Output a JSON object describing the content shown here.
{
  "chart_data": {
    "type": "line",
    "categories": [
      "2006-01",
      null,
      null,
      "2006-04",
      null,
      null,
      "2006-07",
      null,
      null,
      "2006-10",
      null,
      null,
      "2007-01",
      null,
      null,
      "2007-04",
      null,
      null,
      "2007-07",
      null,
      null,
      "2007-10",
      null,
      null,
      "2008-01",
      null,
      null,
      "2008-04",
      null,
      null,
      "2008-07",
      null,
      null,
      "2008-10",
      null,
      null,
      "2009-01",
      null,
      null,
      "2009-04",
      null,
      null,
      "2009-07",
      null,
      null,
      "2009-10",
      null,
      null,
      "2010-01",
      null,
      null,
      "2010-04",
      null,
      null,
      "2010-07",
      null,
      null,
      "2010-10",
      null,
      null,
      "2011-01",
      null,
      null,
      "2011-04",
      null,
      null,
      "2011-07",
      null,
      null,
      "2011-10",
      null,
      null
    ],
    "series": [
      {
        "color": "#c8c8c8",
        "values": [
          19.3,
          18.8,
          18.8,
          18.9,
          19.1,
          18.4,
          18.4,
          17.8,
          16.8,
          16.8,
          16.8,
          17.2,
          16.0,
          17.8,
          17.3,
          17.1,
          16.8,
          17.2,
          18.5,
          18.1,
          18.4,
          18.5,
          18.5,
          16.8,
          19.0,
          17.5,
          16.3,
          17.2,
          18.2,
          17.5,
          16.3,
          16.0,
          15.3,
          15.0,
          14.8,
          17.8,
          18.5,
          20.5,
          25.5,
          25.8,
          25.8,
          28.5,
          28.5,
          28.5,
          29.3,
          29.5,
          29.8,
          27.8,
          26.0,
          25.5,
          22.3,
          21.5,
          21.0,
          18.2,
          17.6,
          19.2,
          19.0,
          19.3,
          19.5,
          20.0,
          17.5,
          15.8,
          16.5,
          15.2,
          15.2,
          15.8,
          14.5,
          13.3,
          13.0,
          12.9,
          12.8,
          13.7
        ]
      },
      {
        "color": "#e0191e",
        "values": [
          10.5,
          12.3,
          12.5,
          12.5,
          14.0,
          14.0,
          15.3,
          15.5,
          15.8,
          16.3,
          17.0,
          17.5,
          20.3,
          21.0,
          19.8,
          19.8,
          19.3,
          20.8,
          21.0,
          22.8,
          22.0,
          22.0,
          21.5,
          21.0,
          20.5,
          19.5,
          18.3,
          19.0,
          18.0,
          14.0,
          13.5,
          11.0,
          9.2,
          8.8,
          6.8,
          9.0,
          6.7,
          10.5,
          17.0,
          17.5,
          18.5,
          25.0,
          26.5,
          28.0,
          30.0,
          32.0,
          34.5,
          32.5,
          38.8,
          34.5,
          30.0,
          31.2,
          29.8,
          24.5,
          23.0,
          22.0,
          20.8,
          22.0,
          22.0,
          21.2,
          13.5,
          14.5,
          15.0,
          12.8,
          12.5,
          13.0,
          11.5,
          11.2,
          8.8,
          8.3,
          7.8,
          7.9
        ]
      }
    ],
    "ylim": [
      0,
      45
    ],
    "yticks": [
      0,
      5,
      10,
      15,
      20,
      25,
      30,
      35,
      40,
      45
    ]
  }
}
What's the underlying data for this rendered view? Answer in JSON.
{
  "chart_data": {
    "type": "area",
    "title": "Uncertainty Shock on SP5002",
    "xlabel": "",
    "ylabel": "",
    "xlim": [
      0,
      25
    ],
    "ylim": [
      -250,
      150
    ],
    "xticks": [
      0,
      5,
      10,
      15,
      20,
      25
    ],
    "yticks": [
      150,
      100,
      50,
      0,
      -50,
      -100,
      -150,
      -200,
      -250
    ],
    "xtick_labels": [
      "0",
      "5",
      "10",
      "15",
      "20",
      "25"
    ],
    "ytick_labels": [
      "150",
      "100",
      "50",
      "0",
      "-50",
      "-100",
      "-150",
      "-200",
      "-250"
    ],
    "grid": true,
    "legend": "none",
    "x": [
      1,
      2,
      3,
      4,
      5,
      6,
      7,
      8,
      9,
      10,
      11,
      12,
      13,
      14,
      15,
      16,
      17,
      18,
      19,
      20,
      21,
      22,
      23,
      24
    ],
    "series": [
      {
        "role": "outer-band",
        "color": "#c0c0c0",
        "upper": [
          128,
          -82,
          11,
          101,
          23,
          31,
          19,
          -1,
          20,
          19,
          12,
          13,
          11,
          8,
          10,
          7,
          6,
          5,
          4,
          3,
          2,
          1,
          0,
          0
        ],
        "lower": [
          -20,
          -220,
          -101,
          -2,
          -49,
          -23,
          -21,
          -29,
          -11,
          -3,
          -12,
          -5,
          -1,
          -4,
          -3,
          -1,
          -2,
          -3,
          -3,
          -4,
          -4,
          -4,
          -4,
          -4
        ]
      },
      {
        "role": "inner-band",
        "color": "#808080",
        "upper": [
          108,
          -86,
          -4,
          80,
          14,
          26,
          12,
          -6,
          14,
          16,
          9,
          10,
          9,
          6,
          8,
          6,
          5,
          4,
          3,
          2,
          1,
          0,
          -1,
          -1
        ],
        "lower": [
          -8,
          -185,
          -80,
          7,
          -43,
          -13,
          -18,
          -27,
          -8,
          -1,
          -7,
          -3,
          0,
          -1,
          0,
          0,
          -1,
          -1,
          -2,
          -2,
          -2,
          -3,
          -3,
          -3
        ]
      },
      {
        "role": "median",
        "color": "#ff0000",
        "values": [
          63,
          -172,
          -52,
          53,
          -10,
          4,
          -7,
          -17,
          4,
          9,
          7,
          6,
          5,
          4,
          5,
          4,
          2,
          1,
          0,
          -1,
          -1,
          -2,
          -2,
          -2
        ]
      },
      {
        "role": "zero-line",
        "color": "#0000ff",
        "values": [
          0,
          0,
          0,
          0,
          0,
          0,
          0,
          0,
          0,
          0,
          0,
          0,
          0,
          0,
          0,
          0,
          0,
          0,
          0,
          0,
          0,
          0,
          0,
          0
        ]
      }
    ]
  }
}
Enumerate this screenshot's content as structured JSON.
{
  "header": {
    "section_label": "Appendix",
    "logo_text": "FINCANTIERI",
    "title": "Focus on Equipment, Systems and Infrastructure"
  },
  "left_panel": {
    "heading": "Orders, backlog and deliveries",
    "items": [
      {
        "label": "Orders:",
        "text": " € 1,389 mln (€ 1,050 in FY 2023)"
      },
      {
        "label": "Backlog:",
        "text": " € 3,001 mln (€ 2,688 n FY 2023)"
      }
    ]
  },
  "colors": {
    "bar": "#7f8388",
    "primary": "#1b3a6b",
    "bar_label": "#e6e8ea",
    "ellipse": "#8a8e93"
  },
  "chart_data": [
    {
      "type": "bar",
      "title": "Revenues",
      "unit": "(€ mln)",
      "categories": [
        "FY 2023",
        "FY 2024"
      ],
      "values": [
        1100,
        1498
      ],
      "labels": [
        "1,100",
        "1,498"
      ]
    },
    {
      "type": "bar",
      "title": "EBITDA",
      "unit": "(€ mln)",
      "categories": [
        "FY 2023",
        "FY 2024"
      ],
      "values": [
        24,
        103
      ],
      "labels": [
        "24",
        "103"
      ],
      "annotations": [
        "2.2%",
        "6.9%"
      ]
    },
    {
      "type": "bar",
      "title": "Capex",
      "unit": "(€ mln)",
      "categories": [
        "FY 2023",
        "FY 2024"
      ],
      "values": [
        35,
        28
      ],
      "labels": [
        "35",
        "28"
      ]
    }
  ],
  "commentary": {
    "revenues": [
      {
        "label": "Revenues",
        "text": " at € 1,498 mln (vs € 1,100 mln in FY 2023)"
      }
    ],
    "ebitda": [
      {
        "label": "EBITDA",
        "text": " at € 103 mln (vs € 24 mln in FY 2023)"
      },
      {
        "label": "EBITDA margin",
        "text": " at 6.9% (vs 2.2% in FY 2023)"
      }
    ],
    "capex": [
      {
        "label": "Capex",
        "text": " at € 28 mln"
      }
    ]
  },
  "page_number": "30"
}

• **Aim of the task**
Identify and copy lines that hold the string "title".

• **Written answer**
    "title": "Uncertainty Shock on SP5002",
    "title": "Focus on Equipment, Systems and Infrastructure"
      "title": "Revenues",
      "title": "EBITDA",
      "title": "Capex",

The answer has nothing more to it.